◆ **Set task**
The data below should be printed in full, exactly, and without any of its images.

* BEGIN Data to process *

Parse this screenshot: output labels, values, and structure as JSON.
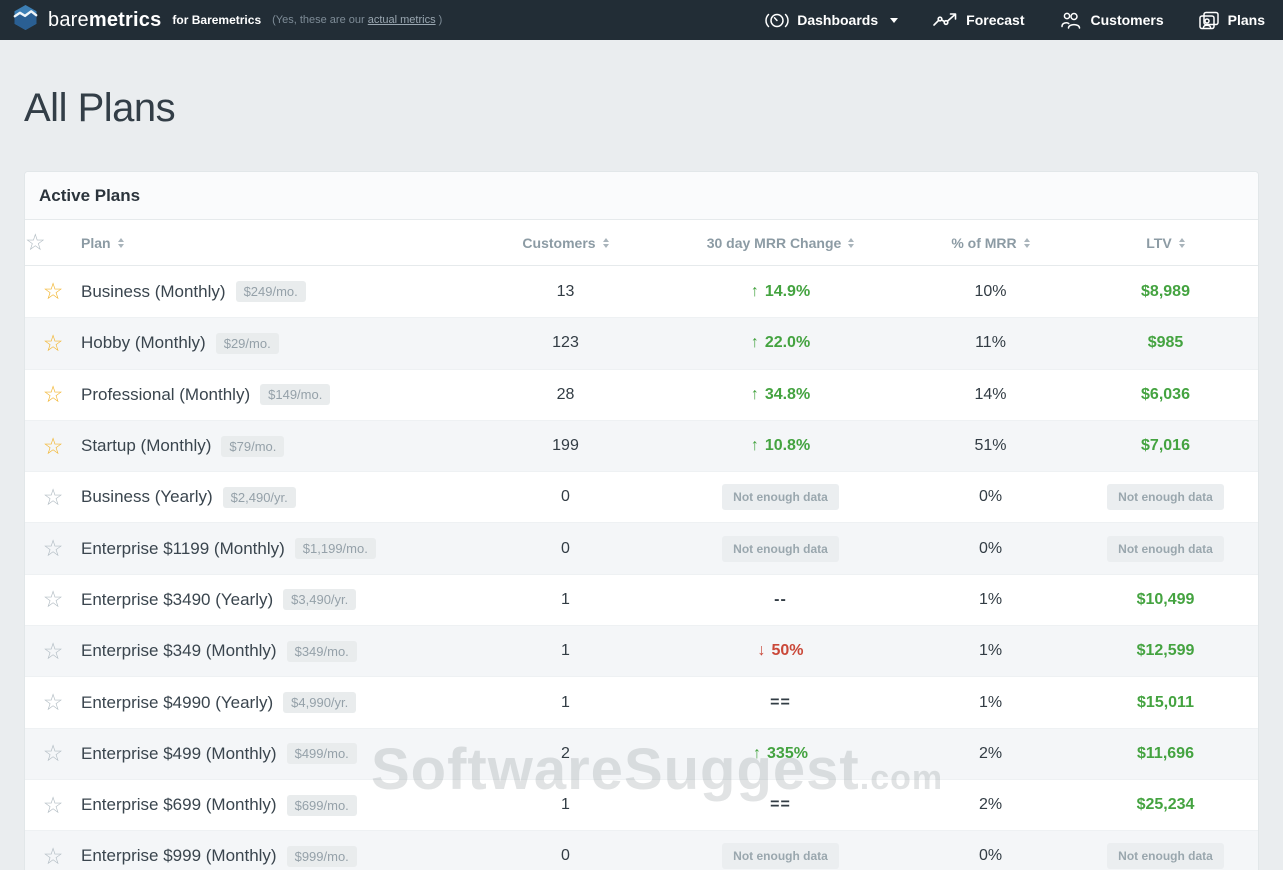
{
  "navbar": {
    "brand": {
      "bare": "bare",
      "metrics": "metrics",
      "for_text": "for Baremetrics",
      "note_prefix": "(Yes, these are our ",
      "note_link": "actual metrics",
      "note_suffix": " )"
    },
    "items": [
      {
        "label": "Dashboards",
        "icon": "dashboards-icon",
        "has_caret": true
      },
      {
        "label": "Forecast",
        "icon": "forecast-icon",
        "has_caret": false
      },
      {
        "label": "Customers",
        "icon": "customers-icon",
        "has_caret": false
      },
      {
        "label": "Plans",
        "icon": "plans-icon",
        "has_caret": false
      }
    ]
  },
  "page": {
    "title": "All Plans"
  },
  "card": {
    "title": "Active Plans"
  },
  "table": {
    "columns": [
      "Plan",
      "Customers",
      "30 day MRR Change",
      "% of MRR",
      "LTV"
    ],
    "not_enough_label": "Not enough data",
    "icons": {
      "up_arrow": "↑",
      "down_arrow": "↓",
      "star": "☆"
    },
    "colors": {
      "green": "#44a340",
      "red": "#ca4839",
      "star_on": "#f2b632",
      "star_off": "#b3bdc4"
    },
    "rows": [
      {
        "starred": true,
        "plan": "Business (Monthly)",
        "price": "$249/mo.",
        "customers": "13",
        "mrr": {
          "type": "up",
          "text": "14.9%"
        },
        "pct_mrr": "10%",
        "ltv": {
          "type": "value",
          "text": "$8,989"
        }
      },
      {
        "starred": true,
        "plan": "Hobby (Monthly)",
        "price": "$29/mo.",
        "customers": "123",
        "mrr": {
          "type": "up",
          "text": "22.0%"
        },
        "pct_mrr": "11%",
        "ltv": {
          "type": "value",
          "text": "$985"
        }
      },
      {
        "starred": true,
        "plan": "Professional (Monthly)",
        "price": "$149/mo.",
        "customers": "28",
        "mrr": {
          "type": "up",
          "text": "34.8%"
        },
        "pct_mrr": "14%",
        "ltv": {
          "type": "value",
          "text": "$6,036"
        }
      },
      {
        "starred": true,
        "plan": "Startup (Monthly)",
        "price": "$79/mo.",
        "customers": "199",
        "mrr": {
          "type": "up",
          "text": "10.8%"
        },
        "pct_mrr": "51%",
        "ltv": {
          "type": "value",
          "text": "$7,016"
        }
      },
      {
        "starred": false,
        "plan": "Business (Yearly)",
        "price": "$2,490/yr.",
        "customers": "0",
        "mrr": {
          "type": "nodata",
          "text": ""
        },
        "pct_mrr": "0%",
        "ltv": {
          "type": "nodata",
          "text": ""
        }
      },
      {
        "starred": false,
        "plan": "Enterprise $1199 (Monthly)",
        "price": "$1,199/mo.",
        "customers": "0",
        "mrr": {
          "type": "nodata",
          "text": ""
        },
        "pct_mrr": "0%",
        "ltv": {
          "type": "nodata",
          "text": ""
        }
      },
      {
        "starred": false,
        "plan": "Enterprise $3490 (Yearly)",
        "price": "$3,490/yr.",
        "customers": "1",
        "mrr": {
          "type": "flat",
          "text": "--"
        },
        "pct_mrr": "1%",
        "ltv": {
          "type": "value",
          "text": "$10,499"
        }
      },
      {
        "starred": false,
        "plan": "Enterprise $349 (Monthly)",
        "price": "$349/mo.",
        "customers": "1",
        "mrr": {
          "type": "down",
          "text": "50%"
        },
        "pct_mrr": "1%",
        "ltv": {
          "type": "value",
          "text": "$12,599"
        }
      },
      {
        "starred": false,
        "plan": "Enterprise $4990 (Yearly)",
        "price": "$4,990/yr.",
        "customers": "1",
        "mrr": {
          "type": "flat",
          "text": "=="
        },
        "pct_mrr": "1%",
        "ltv": {
          "type": "value",
          "text": "$15,011"
        }
      },
      {
        "starred": false,
        "plan": "Enterprise $499 (Monthly)",
        "price": "$499/mo.",
        "customers": "2",
        "mrr": {
          "type": "up",
          "text": "335%"
        },
        "pct_mrr": "2%",
        "ltv": {
          "type": "value",
          "text": "$11,696"
        }
      },
      {
        "starred": false,
        "plan": "Enterprise $699 (Monthly)",
        "price": "$699/mo.",
        "customers": "1",
        "mrr": {
          "type": "flat",
          "text": "=="
        },
        "pct_mrr": "2%",
        "ltv": {
          "type": "value",
          "text": "$25,234"
        }
      },
      {
        "starred": false,
        "plan": "Enterprise $999 (Monthly)",
        "price": "$999/mo.",
        "customers": "0",
        "mrr": {
          "type": "nodata",
          "text": ""
        },
        "pct_mrr": "0%",
        "ltv": {
          "type": "nodata",
          "text": ""
        }
      }
    ]
  },
  "watermark": {
    "text": "SoftwareSuggest",
    "suffix": ".com"
  }
}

* END Data to process *

◆ **Task solution**
Parse this screenshot: output labels, values, and structure as JSON.
{
  "navbar": {
    "brand": {
      "bare": "bare",
      "metrics": "metrics",
      "for_text": "for Baremetrics",
      "note_prefix": "(Yes, these are our ",
      "note_link": "actual metrics",
      "note_suffix": " )"
    },
    "items": [
      {
        "label": "Dashboards",
        "icon": "dashboards-icon",
        "has_caret": true
      },
      {
        "label": "Forecast",
        "icon": "forecast-icon",
        "has_caret": false
      },
      {
        "label": "Customers",
        "icon": "customers-icon",
        "has_caret": false
      },
      {
        "label": "Plans",
        "icon": "plans-icon",
        "has_caret": false
      }
    ]
  },
  "page": {
    "title": "All Plans"
  },
  "card": {
    "title": "Active Plans"
  },
  "table": {
    "columns": [
      "Plan",
      "Customers",
      "30 day MRR Change",
      "% of MRR",
      "LTV"
    ],
    "not_enough_label": "Not enough data",
    "icons": {
      "up_arrow": "↑",
      "down_arrow": "↓",
      "star": "☆"
    },
    "colors": {
      "green": "#44a340",
      "red": "#ca4839",
      "star_on": "#f2b632",
      "star_off": "#b3bdc4"
    },
    "rows": [
      {
        "starred": true,
        "plan": "Business (Monthly)",
        "price": "$249/mo.",
        "customers": "13",
        "mrr": {
          "type": "up",
          "text": "14.9%"
        },
        "pct_mrr": "10%",
        "ltv": {
          "type": "value",
          "text": "$8,989"
        }
      },
      {
        "starred": true,
        "plan": "Hobby (Monthly)",
        "price": "$29/mo.",
        "customers": "123",
        "mrr": {
          "type": "up",
          "text": "22.0%"
        },
        "pct_mrr": "11%",
        "ltv": {
          "type": "value",
          "text": "$985"
        }
      },
      {
        "starred": true,
        "plan": "Professional (Monthly)",
        "price": "$149/mo.",
        "customers": "28",
        "mrr": {
          "type": "up",
          "text": "34.8%"
        },
        "pct_mrr": "14%",
        "ltv": {
          "type": "value",
          "text": "$6,036"
        }
      },
      {
        "starred": true,
        "plan": "Startup (Monthly)",
        "price": "$79/mo.",
        "customers": "199",
        "mrr": {
          "type": "up",
          "text": "10.8%"
        },
        "pct_mrr": "51%",
        "ltv": {
          "type": "value",
          "text": "$7,016"
        }
      },
      {
        "starred": false,
        "plan": "Business (Yearly)",
        "price": "$2,490/yr.",
        "customers": "0",
        "mrr": {
          "type": "nodata",
          "text": ""
        },
        "pct_mrr": "0%",
        "ltv": {
          "type": "nodata",
          "text": ""
        }
      },
      {
        "starred": false,
        "plan": "Enterprise $1199 (Monthly)",
        "price": "$1,199/mo.",
        "customers": "0",
        "mrr": {
          "type": "nodata",
          "text": ""
        },
        "pct_mrr": "0%",
        "ltv": {
          "type": "nodata",
          "text": ""
        }
      },
      {
        "starred": false,
        "plan": "Enterprise $3490 (Yearly)",
        "price": "$3,490/yr.",
        "customers": "1",
        "mrr": {
          "type": "flat",
          "text": "--"
        },
        "pct_mrr": "1%",
        "ltv": {
          "type": "value",
          "text": "$10,499"
        }
      },
      {
        "starred": false,
        "plan": "Enterprise $349 (Monthly)",
        "price": "$349/mo.",
        "customers": "1",
        "mrr": {
          "type": "down",
          "text": "50%"
        },
        "pct_mrr": "1%",
        "ltv": {
          "type": "value",
          "text": "$12,599"
        }
      },
      {
        "starred": false,
        "plan": "Enterprise $4990 (Yearly)",
        "price": "$4,990/yr.",
        "customers": "1",
        "mrr": {
          "type": "flat",
          "text": "=="
        },
        "pct_mrr": "1%",
        "ltv": {
          "type": "value",
          "text": "$15,011"
        }
      },
      {
        "starred": false,
        "plan": "Enterprise $499 (Monthly)",
        "price": "$499/mo.",
        "customers": "2",
        "mrr": {
          "type": "up",
          "text": "335%"
        },
        "pct_mrr": "2%",
        "ltv": {
          "type": "value",
          "text": "$11,696"
        }
      },
      {
        "starred": false,
        "plan": "Enterprise $699 (Monthly)",
        "price": "$699/mo.",
        "customers": "1",
        "mrr": {
          "type": "flat",
          "text": "=="
        },
        "pct_mrr": "2%",
        "ltv": {
          "type": "value",
          "text": "$25,234"
        }
      },
      {
        "starred": false,
        "plan": "Enterprise $999 (Monthly)",
        "price": "$999/mo.",
        "customers": "0",
        "mrr": {
          "type": "nodata",
          "text": ""
        },
        "pct_mrr": "0%",
        "ltv": {
          "type": "nodata",
          "text": ""
        }
      }
    ]
  },
  "watermark": {
    "text": "SoftwareSuggest",
    "suffix": ".com"
  }
}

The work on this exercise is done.